◆ TO DO ◆
Leaving out the pictures, retype all the material exactly.
# Start of SUPPLIED DATA
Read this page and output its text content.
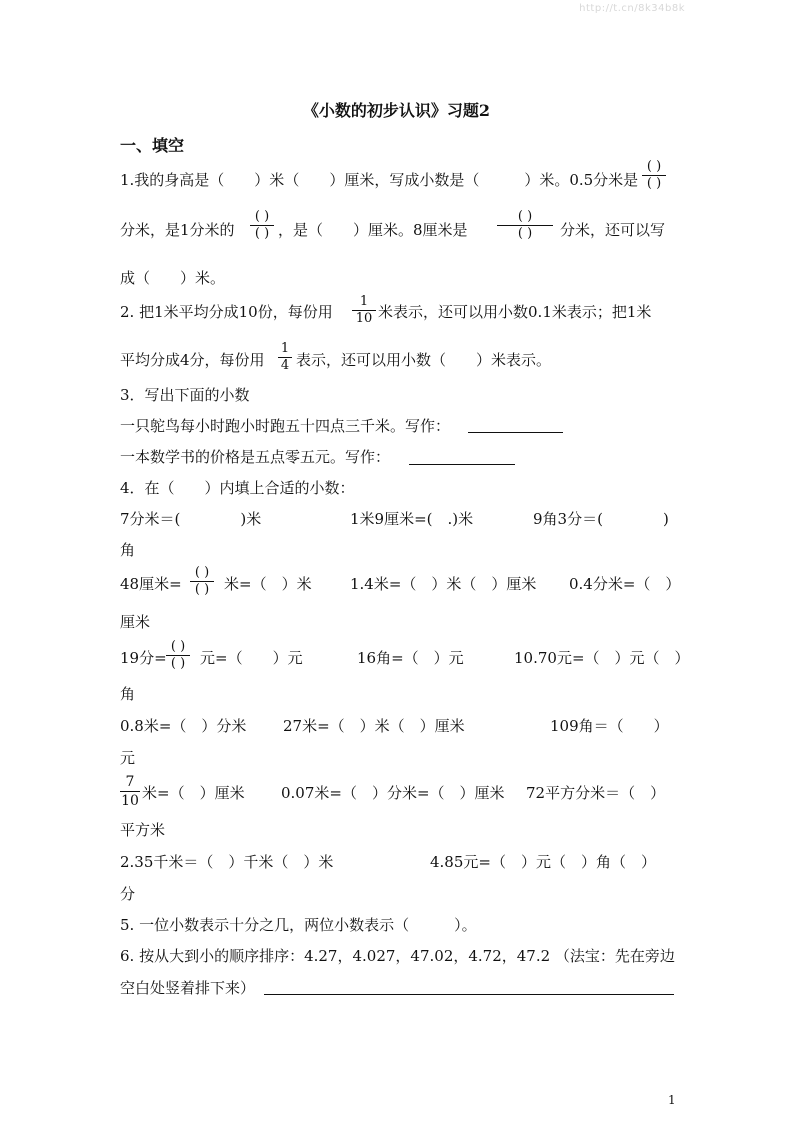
http://t.cn/8k34b8k
《小数的初步认识》习题2
一、填空
1.我的身高是（　　）米（　　）厘米，写成小数是（　　　）米。0.5分米是
( )
( )
分米，是1分米的
( )
( ) ，是（　　）厘米。8厘米是
( )
( )	分米，还可以写
成（　　）米。
2. 把1米平均分成10份，每份用
1
10 米表示，还可以用小数0.1米表示；把1米
平均分成4分，每份用
1
4 表示，还可以用小数（　　）米表示。
3．写出下面的小数
一只鸵鸟每小时跑小时跑五十四点三千米。写作：
一本数学书的价格是五点零五元。写作：
4．在（　　）内填上合适的小数：
7分米＝(　　　　)米	1米9厘米=(　.)米	9角3分＝(　　　　)
角
48厘米=
( )
( ) 米=（　）米	1.4米=（　）米（　）厘米 0.4分米=（　）
厘米
19分=
( )
( ) 元=（　　）元	16角=（　）元	10.70元=（　）元（　）
角
0.8米=（　）分米 27米=（　）米（　）厘米	109角＝（　　）
元
7
10 米=（　）厘米 0.07米=（　）分米=（　）厘米 72平方分米＝（　）
平方米
2.35千米＝（　）千米（　）米	4.85元=（　）元（　）角（　）
分
5. 一位小数表示十分之几，两位小数表示（　　　）。
6. 按从大到小的顺序排序：4.27，4.027，47.02，4.72，47.2 （法宝：先在旁边
空白处竖着排下来）
1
# End of SUPPLIED DATA
◆ RESULT FOR THIS EXERCISE ◆
Read this page and output its text content.
http://t.cn/8k34b8k
《小数的初步认识》习题2
一、填空
1.我的身高是（　　）米（　　）厘米，写成小数是（　　　）米。0.5分米是
( )
( )
分米，是1分米的
( )
( ) ，是（　　）厘米。8厘米是
( )
( )	分米，还可以写
成（　　）米。
2. 把1米平均分成10份，每份用
1
10 米表示，还可以用小数0.1米表示；把1米
平均分成4分，每份用
1
4 表示，还可以用小数（　　）米表示。
3．写出下面的小数
一只鸵鸟每小时跑小时跑五十四点三千米。写作：
一本数学书的价格是五点零五元。写作：
4．在（　　）内填上合适的小数：
7分米＝(　　　　)米	1米9厘米=(　.)米	9角3分＝(　　　　)
角
48厘米=
( )
( ) 米=（　）米	1.4米=（　）米（　）厘米 0.4分米=（　）
厘米
19分=
( )
( ) 元=（　　）元	16角=（　）元	10.70元=（　）元（　）
角
0.8米=（　）分米 27米=（　）米（　）厘米	109角＝（　　）
元
7
10 米=（　）厘米 0.07米=（　）分米=（　）厘米 72平方分米＝（　）
平方米
2.35千米＝（　）千米（　）米	4.85元=（　）元（　）角（　）
分
5. 一位小数表示十分之几，两位小数表示（　　　）。
6. 按从大到小的顺序排序：4.27，4.027，47.02，4.72，47.2 （法宝：先在旁边
空白处竖着排下来）
1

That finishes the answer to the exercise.